** BEGIN RECORDS FOR THE EXERCISE **
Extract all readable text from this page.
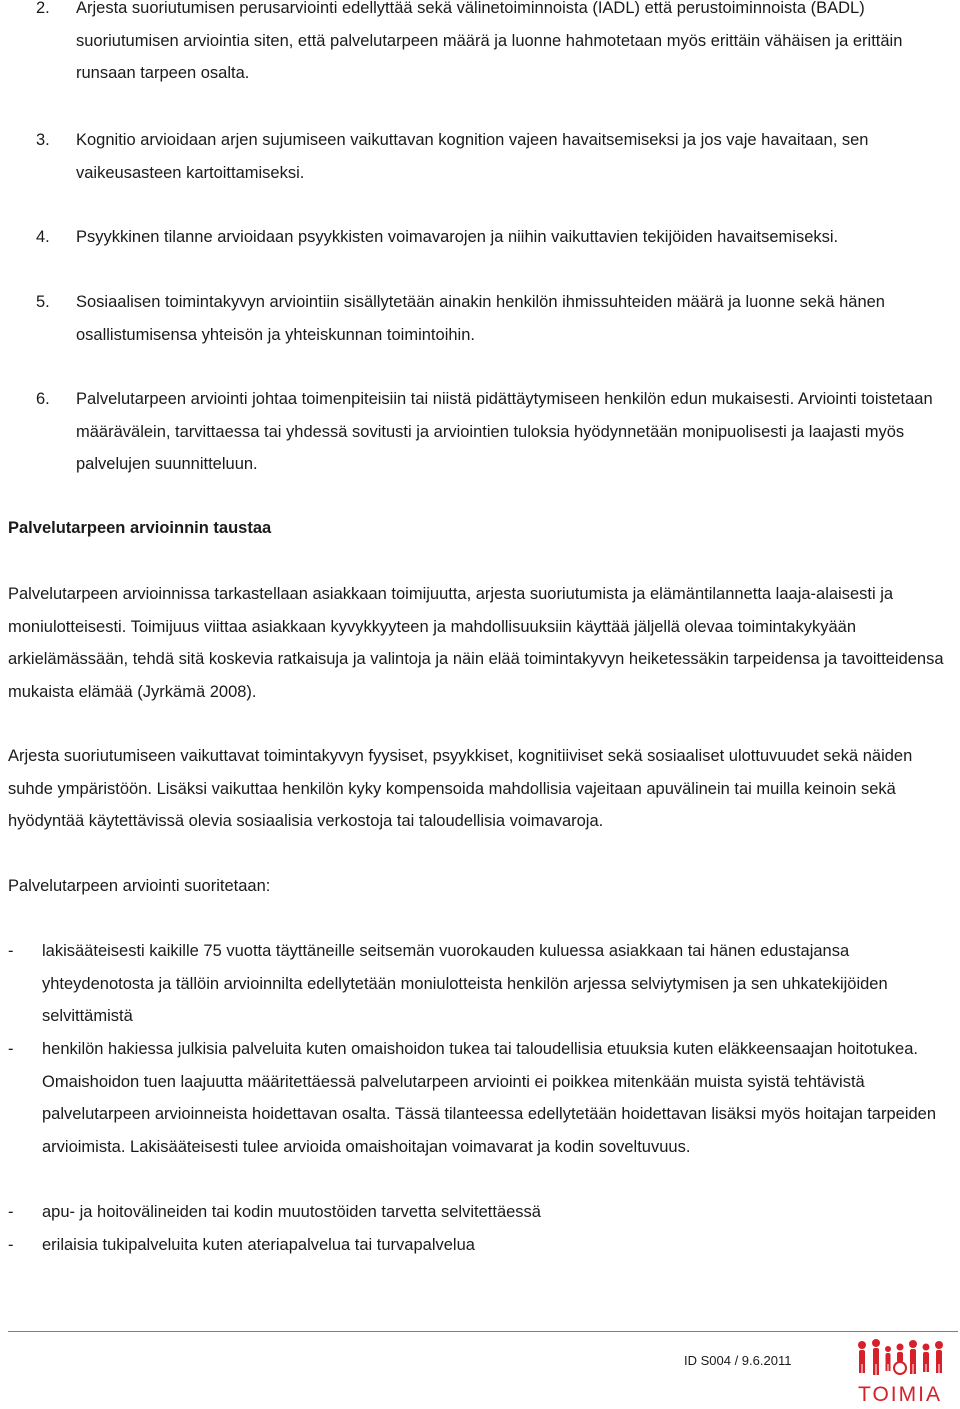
2.	Arjesta suoriutumisen perusarviointi edellyttää sekä välinetoiminnoista (IADL) että perustoiminnoista (BADL) suoriutumisen arviointia siten, että palvelutarpeen määrä ja luonne hahmotetaan myös erittäin vähäisen ja erittäin runsaan tarpeen osalta.
3.	Kognitio arvioidaan arjen sujumiseen vaikuttavan kognition vajeen havaitsemiseksi ja jos vaje havaitaan, sen vaikeusasteen kartoittamiseksi.
4.	Psyykkinen tilanne arvioidaan psyykkisten voimavarojen ja niihin vaikuttavien tekijöiden havaitsemiseksi.
5.	Sosiaalisen toimintakyvyn arviointiin sisällytetään ainakin henkilön ihmissuhteiden määrä ja luonne sekä hänen osallistumisensa yhteisön ja yhteiskunnan toimintoihin.
6.	Palvelutarpeen arviointi johtaa toimenpiteisiin tai niistä pidättäytymiseen henkilön edun mukaisesti. Arviointi toistetaan määrävälein, tarvittaessa tai yhdessä sovitusti ja arviointien tuloksia hyödynnetään monipuolisesti ja laajasti myös palvelujen suunnitteluun.
Palvelutarpeen arvioinnin taustaa
Palvelutarpeen arvioinnissa tarkastellaan asiakkaan toimijuutta, arjesta suoriutumista ja elämäntilannetta laaja-alaisesti ja moniulotteisesti. Toimijuus viittaa asiakkaan kyvykkyyteen ja mahdollisuuksiin käyttää jäljellä olevaa toimintakykyään arkielämässään, tehdä sitä koskevia ratkaisuja ja valintoja ja näin elää toimintakyvyn heiketessäkin tarpeidensa ja tavoitteidensa mukaista elämää (Jyrkämä 2008).
Arjesta suoriutumiseen vaikuttavat toimintakyvyn fyysiset, psyykkiset, kognitiiviset sekä sosiaaliset ulottuvuudet sekä näiden suhde ympäristöön. Lisäksi vaikuttaa henkilön kyky kompensoida mahdollisia vajeitaan apuvälinein tai muilla keinoin sekä hyödyntää käytettävissä olevia sosiaalisia verkostoja tai taloudellisia voimavaroja.
Palvelutarpeen arviointi suoritetaan:
-	lakisääteisesti kaikille 75 vuotta täyttäneille seitsemän vuorokauden kuluessa asiakkaan tai hänen edustajansa yhteydenotosta ja tällöin arvioinnilta edellytetään moniulotteista henkilön arjessa selviytymisen ja sen uhkatekijöiden selvittämistä
-	henkilön hakiessa julkisia palveluita kuten omaishoidon tukea tai taloudellisia etuuksia kuten eläkkeensaajan hoitotukea. Omaishoidon tuen laajuutta määritettäessä palvelutarpeen arviointi ei poikkea mitenkään muista syistä tehtävistä palvelutarpeen arvioinneista hoidettavan osalta. Tässä tilanteessa edellytetään hoidettavan lisäksi myös hoitajan tarpeiden arvioimista. Lakisääteisesti tulee arvioida omaishoitajan voimavarat ja kodin soveltuvuus.
-	apu- ja hoitovälineiden tai kodin muutostöiden tarvetta selvitettäessä
-	erilaisia tukipalveluita kuten ateriapalvelua tai turvapalvelua
ID S004 / 9.6.2011
TOIMIA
** END RECORDS FOR THE EXERCISE **
Without the pictures, return the entries exactly as they appear.

▶ _RESULT FOR THIS EXERCISE_
Extract all readable text from this page.
2.	Arjesta suoriutumisen perusarviointi edellyttää sekä välinetoiminnoista (IADL) että perustoiminnoista (BADL) suoriutumisen arviointia siten, että palvelutarpeen määrä ja luonne hahmotetaan myös erittäin vähäisen ja erittäin runsaan tarpeen osalta.
3.	Kognitio arvioidaan arjen sujumiseen vaikuttavan kognition vajeen havaitsemiseksi ja jos vaje havaitaan, sen vaikeusasteen kartoittamiseksi.
4.	Psyykkinen tilanne arvioidaan psyykkisten voimavarojen ja niihin vaikuttavien tekijöiden havaitsemiseksi.
5.	Sosiaalisen toimintakyvyn arviointiin sisällytetään ainakin henkilön ihmissuhteiden määrä ja luonne sekä hänen osallistumisensa yhteisön ja yhteiskunnan toimintoihin.
6.	Palvelutarpeen arviointi johtaa toimenpiteisiin tai niistä pidättäytymiseen henkilön edun mukaisesti. Arviointi toistetaan määrävälein, tarvittaessa tai yhdessä sovitusti ja arviointien tuloksia hyödynnetään monipuolisesti ja laajasti myös palvelujen suunnitteluun.
Palvelutarpeen arvioinnin taustaa
Palvelutarpeen arvioinnissa tarkastellaan asiakkaan toimijuutta, arjesta suoriutumista ja elämäntilannetta laaja-alaisesti ja moniulotteisesti. Toimijuus viittaa asiakkaan kyvykkyyteen ja mahdollisuuksiin käyttää jäljellä olevaa toimintakykyään arkielämässään, tehdä sitä koskevia ratkaisuja ja valintoja ja näin elää toimintakyvyn heiketessäkin tarpeidensa ja tavoitteidensa mukaista elämää (Jyrkämä 2008).
Arjesta suoriutumiseen vaikuttavat toimintakyvyn fyysiset, psyykkiset, kognitiiviset sekä sosiaaliset ulottuvuudet sekä näiden suhde ympäristöön. Lisäksi vaikuttaa henkilön kyky kompensoida mahdollisia vajeitaan apuvälinein tai muilla keinoin sekä hyödyntää käytettävissä olevia sosiaalisia verkostoja tai taloudellisia voimavaroja.
Palvelutarpeen arviointi suoritetaan:
-	lakisääteisesti kaikille 75 vuotta täyttäneille seitsemän vuorokauden kuluessa asiakkaan tai hänen edustajansa yhteydenotosta ja tällöin arvioinnilta edellytetään moniulotteista henkilön arjessa selviytymisen ja sen uhkatekijöiden selvittämistä
-	henkilön hakiessa julkisia palveluita kuten omaishoidon tukea tai taloudellisia etuuksia kuten eläkkeensaajan hoitotukea. Omaishoidon tuen laajuutta määritettäessä palvelutarpeen arviointi ei poikkea mitenkään muista syistä tehtävistä palvelutarpeen arvioinneista hoidettavan osalta. Tässä tilanteessa edellytetään hoidettavan lisäksi myös hoitajan tarpeiden arvioimista. Lakisääteisesti tulee arvioida omaishoitajan voimavarat ja kodin soveltuvuus.
-	apu- ja hoitovälineiden tai kodin muutostöiden tarvetta selvitettäessä
-	erilaisia tukipalveluita kuten ateriapalvelua tai turvapalvelua
ID S004 / 9.6.2011
TOIMIA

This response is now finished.